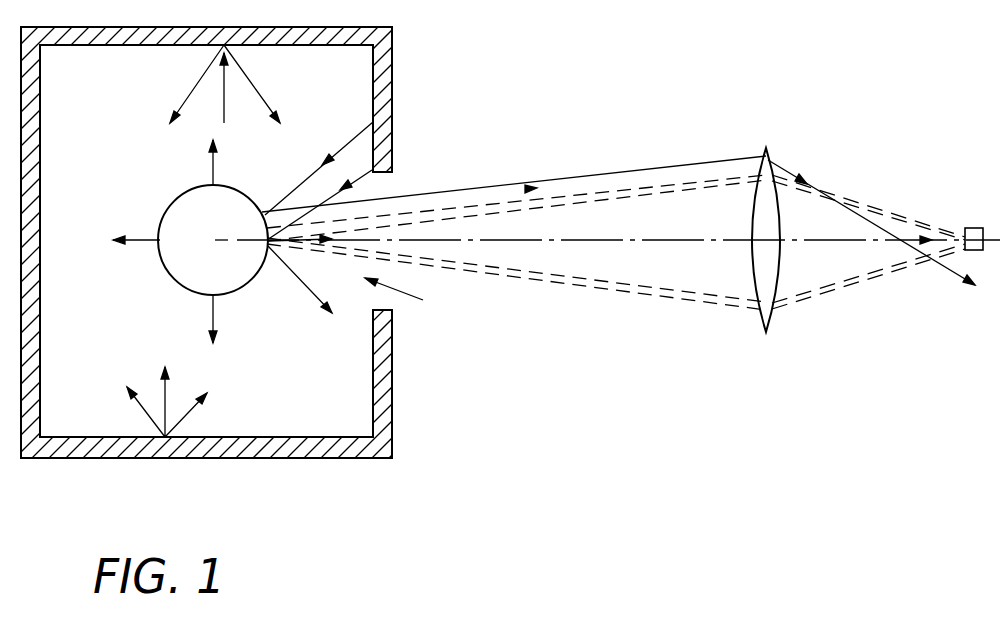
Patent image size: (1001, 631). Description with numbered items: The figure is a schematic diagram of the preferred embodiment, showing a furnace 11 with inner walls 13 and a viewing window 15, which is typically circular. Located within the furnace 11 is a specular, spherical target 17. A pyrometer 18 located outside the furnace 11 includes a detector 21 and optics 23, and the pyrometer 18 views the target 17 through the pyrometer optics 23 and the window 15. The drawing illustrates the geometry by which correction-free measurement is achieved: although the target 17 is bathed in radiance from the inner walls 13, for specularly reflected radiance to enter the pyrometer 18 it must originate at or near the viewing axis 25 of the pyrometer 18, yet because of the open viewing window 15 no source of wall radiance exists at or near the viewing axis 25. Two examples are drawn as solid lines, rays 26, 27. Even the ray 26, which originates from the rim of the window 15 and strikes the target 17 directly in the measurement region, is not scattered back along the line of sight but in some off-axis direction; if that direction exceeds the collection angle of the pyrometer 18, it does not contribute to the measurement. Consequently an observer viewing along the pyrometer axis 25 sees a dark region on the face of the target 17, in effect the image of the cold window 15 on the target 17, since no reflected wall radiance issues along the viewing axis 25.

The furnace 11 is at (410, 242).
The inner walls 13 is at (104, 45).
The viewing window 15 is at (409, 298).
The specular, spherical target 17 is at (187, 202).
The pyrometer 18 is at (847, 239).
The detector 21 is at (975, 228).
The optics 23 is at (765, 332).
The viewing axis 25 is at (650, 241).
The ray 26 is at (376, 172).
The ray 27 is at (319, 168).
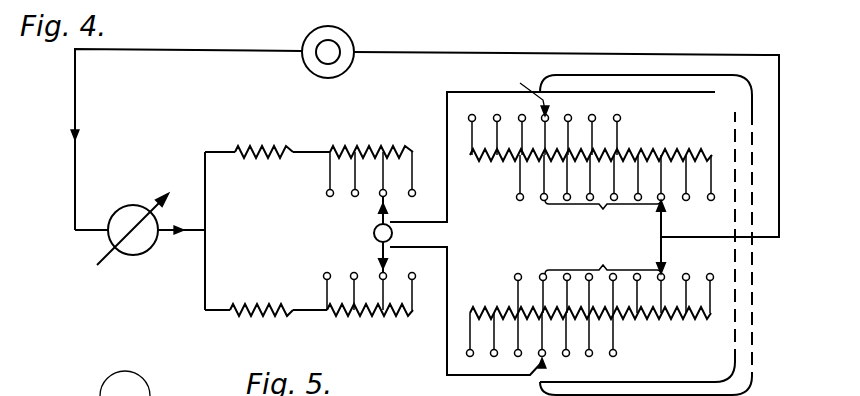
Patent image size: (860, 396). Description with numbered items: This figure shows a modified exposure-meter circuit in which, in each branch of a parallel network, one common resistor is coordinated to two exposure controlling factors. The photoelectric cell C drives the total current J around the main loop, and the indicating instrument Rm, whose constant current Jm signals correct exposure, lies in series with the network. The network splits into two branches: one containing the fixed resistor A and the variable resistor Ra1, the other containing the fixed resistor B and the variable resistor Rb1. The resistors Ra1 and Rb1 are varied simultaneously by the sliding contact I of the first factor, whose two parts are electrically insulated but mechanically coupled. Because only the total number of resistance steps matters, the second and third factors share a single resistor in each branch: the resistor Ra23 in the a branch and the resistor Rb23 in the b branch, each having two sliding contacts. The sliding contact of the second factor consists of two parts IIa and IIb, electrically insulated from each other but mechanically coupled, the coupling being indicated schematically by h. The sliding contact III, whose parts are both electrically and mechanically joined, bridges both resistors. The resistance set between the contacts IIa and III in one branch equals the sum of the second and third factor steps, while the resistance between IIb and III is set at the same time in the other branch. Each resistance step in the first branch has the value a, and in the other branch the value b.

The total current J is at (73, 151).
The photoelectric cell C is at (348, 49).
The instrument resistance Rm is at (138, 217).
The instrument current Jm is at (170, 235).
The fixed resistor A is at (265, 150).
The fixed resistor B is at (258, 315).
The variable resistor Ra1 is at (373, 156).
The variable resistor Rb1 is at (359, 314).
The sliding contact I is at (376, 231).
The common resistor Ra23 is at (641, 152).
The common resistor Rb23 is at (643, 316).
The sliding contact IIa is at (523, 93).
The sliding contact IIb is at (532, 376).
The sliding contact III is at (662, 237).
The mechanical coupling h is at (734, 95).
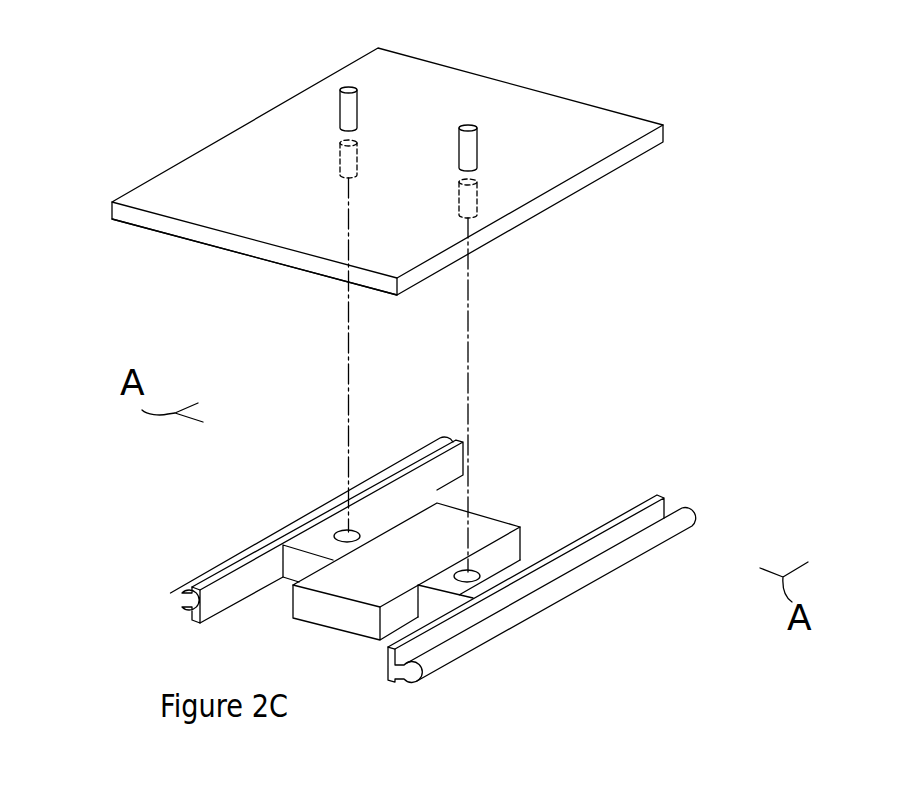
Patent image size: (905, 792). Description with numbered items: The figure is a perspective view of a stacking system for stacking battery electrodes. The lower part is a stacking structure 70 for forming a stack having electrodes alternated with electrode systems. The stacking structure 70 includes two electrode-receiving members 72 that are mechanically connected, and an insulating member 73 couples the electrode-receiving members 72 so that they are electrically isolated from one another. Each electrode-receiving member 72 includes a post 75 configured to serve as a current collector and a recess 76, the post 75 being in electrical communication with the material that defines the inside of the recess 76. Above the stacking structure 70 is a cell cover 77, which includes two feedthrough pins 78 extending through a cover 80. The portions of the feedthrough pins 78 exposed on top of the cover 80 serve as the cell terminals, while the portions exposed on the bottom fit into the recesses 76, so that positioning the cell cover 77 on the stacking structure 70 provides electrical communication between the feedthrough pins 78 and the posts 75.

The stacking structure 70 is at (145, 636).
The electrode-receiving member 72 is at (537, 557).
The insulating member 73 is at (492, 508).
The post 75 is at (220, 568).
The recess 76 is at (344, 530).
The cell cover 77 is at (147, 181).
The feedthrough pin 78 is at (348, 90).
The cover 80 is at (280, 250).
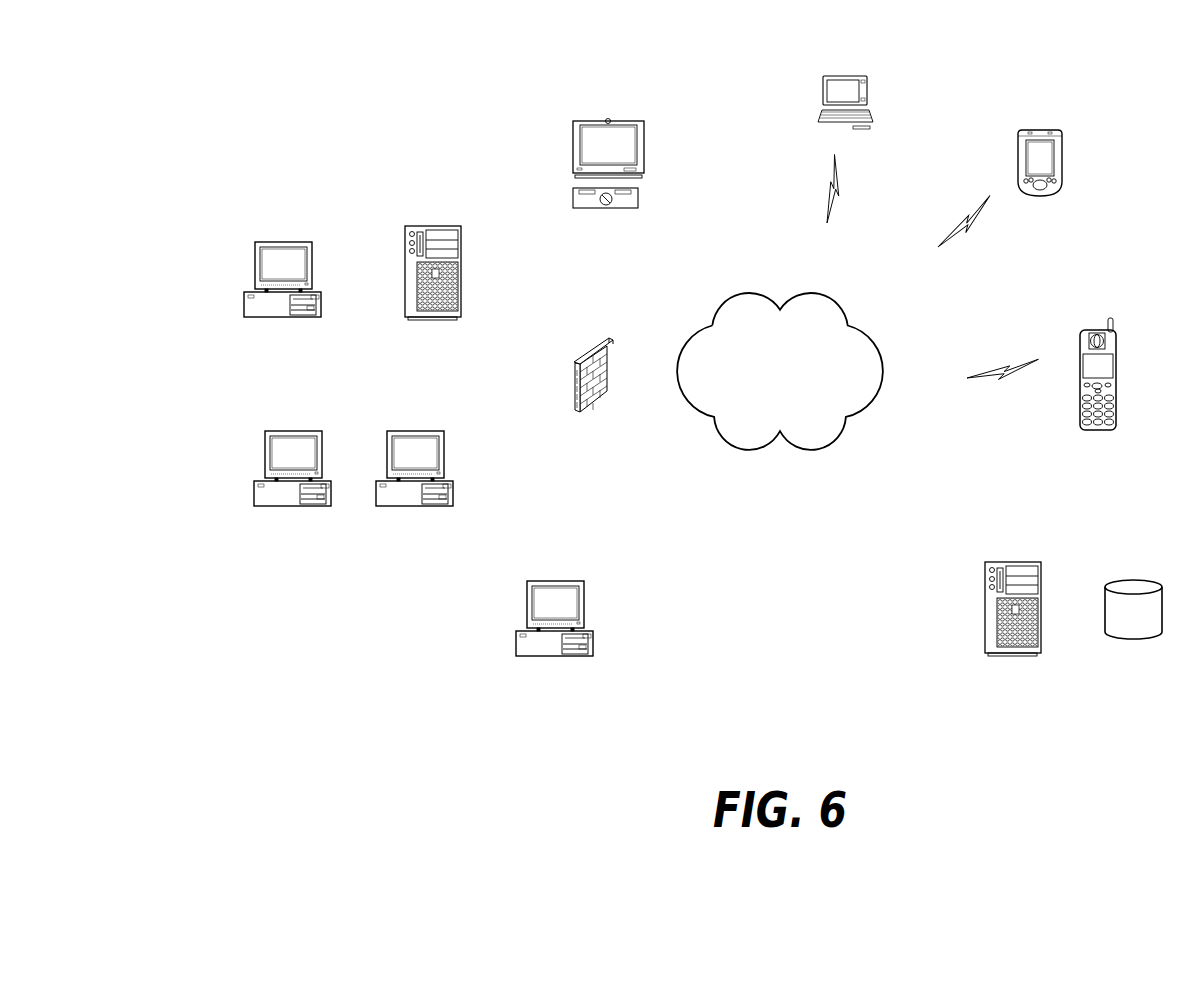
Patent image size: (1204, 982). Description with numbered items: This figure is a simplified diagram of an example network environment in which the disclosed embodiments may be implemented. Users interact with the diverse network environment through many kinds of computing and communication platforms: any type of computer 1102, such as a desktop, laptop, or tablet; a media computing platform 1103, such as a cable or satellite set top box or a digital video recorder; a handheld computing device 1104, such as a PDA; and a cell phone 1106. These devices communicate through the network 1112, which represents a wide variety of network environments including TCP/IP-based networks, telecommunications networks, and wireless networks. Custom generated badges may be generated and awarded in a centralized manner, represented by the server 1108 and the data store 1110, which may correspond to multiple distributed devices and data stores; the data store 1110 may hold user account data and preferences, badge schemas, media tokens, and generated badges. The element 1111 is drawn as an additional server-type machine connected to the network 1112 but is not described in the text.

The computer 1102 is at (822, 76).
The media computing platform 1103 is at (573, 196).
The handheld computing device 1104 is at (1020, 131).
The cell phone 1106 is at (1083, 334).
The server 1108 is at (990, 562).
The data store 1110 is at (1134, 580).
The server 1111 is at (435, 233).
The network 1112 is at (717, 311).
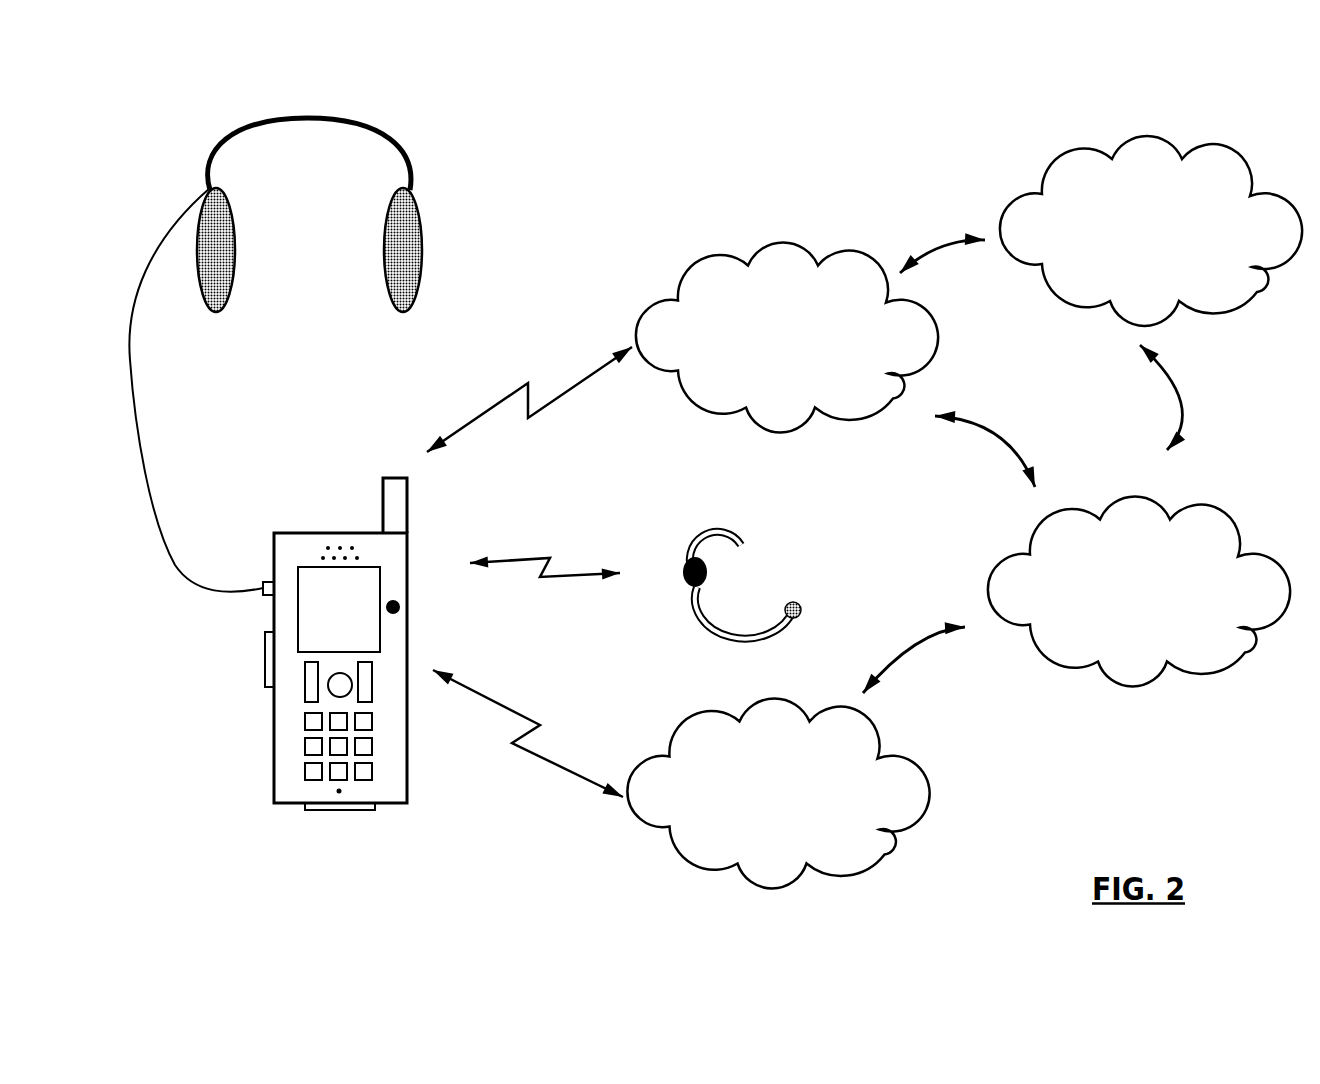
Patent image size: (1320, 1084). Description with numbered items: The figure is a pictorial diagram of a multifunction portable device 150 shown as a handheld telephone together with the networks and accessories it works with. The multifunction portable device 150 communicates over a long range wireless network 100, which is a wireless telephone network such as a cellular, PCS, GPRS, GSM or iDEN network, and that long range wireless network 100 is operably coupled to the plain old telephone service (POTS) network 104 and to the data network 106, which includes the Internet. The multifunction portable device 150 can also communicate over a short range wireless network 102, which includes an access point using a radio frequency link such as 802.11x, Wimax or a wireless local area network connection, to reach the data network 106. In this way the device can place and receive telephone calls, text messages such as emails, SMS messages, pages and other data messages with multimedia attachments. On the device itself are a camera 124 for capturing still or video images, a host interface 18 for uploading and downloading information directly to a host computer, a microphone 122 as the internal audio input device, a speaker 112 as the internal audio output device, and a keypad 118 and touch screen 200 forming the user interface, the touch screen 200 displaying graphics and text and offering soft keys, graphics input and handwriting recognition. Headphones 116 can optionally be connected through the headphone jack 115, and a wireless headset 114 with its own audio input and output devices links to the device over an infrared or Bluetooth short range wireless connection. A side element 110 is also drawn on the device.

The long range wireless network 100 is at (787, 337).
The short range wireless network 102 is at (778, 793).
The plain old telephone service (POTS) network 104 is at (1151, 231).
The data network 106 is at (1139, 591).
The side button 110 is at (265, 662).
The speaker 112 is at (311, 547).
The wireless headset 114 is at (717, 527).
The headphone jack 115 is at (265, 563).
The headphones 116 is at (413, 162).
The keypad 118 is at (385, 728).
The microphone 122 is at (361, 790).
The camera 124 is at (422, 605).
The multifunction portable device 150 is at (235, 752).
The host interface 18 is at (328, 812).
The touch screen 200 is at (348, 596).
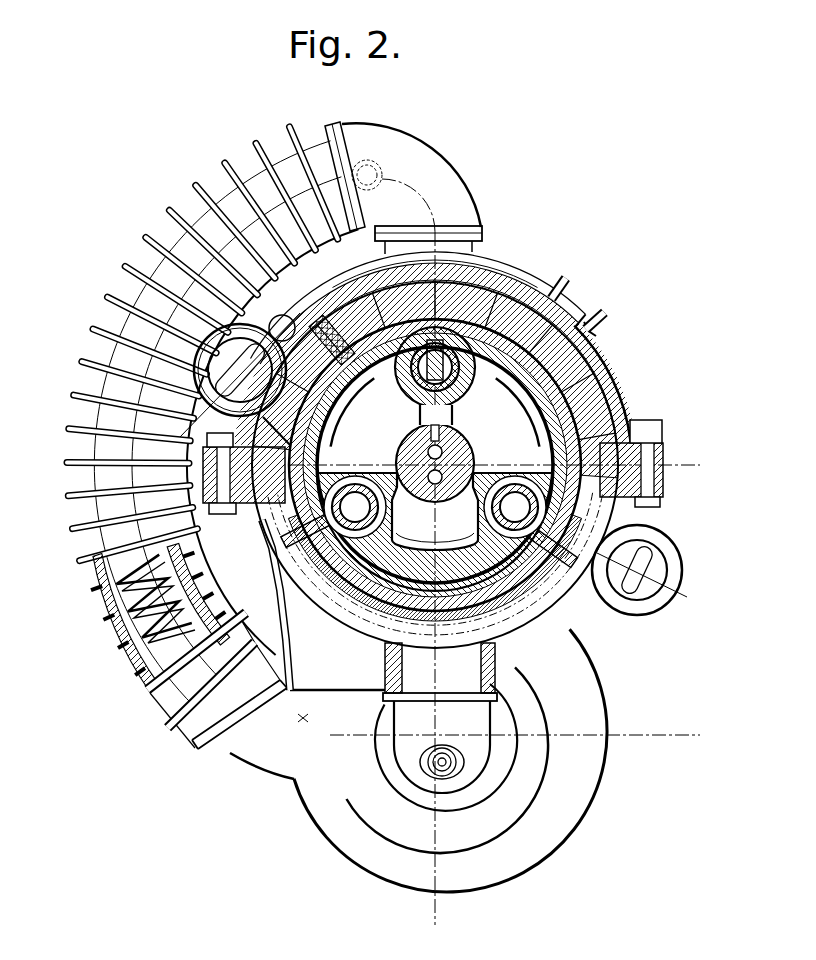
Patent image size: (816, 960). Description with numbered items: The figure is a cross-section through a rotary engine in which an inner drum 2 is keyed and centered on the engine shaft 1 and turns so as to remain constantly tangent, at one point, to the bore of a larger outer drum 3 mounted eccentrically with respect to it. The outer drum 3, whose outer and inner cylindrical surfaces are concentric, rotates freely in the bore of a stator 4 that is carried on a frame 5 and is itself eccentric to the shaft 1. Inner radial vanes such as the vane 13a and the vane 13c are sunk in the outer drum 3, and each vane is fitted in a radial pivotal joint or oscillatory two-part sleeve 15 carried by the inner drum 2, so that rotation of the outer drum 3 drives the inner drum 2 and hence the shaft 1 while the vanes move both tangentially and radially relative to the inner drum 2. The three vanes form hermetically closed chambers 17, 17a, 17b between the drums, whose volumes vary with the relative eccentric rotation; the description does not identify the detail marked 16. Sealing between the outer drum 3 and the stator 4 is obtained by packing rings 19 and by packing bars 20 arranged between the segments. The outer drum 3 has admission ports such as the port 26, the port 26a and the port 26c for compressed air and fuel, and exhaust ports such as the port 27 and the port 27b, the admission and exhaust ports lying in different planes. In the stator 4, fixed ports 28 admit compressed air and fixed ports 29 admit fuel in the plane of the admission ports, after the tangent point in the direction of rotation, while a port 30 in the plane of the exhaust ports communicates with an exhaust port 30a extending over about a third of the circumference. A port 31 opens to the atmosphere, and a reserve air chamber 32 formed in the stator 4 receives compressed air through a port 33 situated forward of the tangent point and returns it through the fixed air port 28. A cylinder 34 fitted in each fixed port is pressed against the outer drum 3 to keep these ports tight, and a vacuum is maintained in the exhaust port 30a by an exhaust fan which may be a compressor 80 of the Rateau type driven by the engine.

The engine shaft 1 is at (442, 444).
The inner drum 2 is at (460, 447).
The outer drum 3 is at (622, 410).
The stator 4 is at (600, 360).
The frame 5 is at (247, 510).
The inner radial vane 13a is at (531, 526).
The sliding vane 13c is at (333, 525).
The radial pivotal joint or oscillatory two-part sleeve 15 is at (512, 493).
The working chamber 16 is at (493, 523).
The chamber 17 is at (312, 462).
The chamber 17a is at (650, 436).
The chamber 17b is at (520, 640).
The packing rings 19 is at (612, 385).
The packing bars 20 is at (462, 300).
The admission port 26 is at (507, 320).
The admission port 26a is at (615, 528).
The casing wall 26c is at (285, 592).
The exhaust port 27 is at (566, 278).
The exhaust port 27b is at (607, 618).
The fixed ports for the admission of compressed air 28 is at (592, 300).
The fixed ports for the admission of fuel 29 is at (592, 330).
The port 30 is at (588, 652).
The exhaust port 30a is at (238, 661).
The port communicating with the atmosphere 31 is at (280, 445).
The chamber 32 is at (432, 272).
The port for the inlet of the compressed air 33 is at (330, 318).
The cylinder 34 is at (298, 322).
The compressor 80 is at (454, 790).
-=-=-=-=-
Can you recast the part that opens with the line containing "Patent image size: (1204, 982)." and closes with the line containing "The network 1112 is at (717, 311)." as a two-column CSV headed description and locations? Give one row per item, with its text under description and its answer under locations, each in a single quoted field and with line breaks turned into spaces.

* Worked answer
description,locations
"Patent image size: (1204, 982). Description with numbered items: This figure is a simplified diagram of an example network environment in which the disclosed embodiments may be implemented. Users interact with the diverse network environment through many kinds of computing and communication platforms: any type of computer 1102, such as a desktop, laptop, or tablet; a media computing platform 1103, such as a cable or satellite set top box or a digital video recorder; a handheld computing device 1104, such as a PDA; and a cell phone 1106. These devices communicate through the network 1112, which represents a wide variety of network environments including TCP/IP-based networks, telecommunications networks, and wireless networks. Custom generated badges may be generated and awarded in a centralized manner, represented by the server 1108 and the data store 1110, which may correspond to multiple distributed devices and data stores; the data store 1110 may hold user account data and preferences, badge schemas, media tokens, and generated badges. The element 1111 is drawn as an additional server-type machine connected to the network 1112 but is not described in the text.","The computer 1102 is at (822, 76). The media computing platform 1103 is at (573, 196). The handheld computing device 1104 is at (1020, 131). The cell phone 1106 is at (1083, 334). The server 1108 is at (990, 562). The data store 1110 is at (1134, 580). The server 1111 is at (435, 233). The network 1112 is at (717, 311)."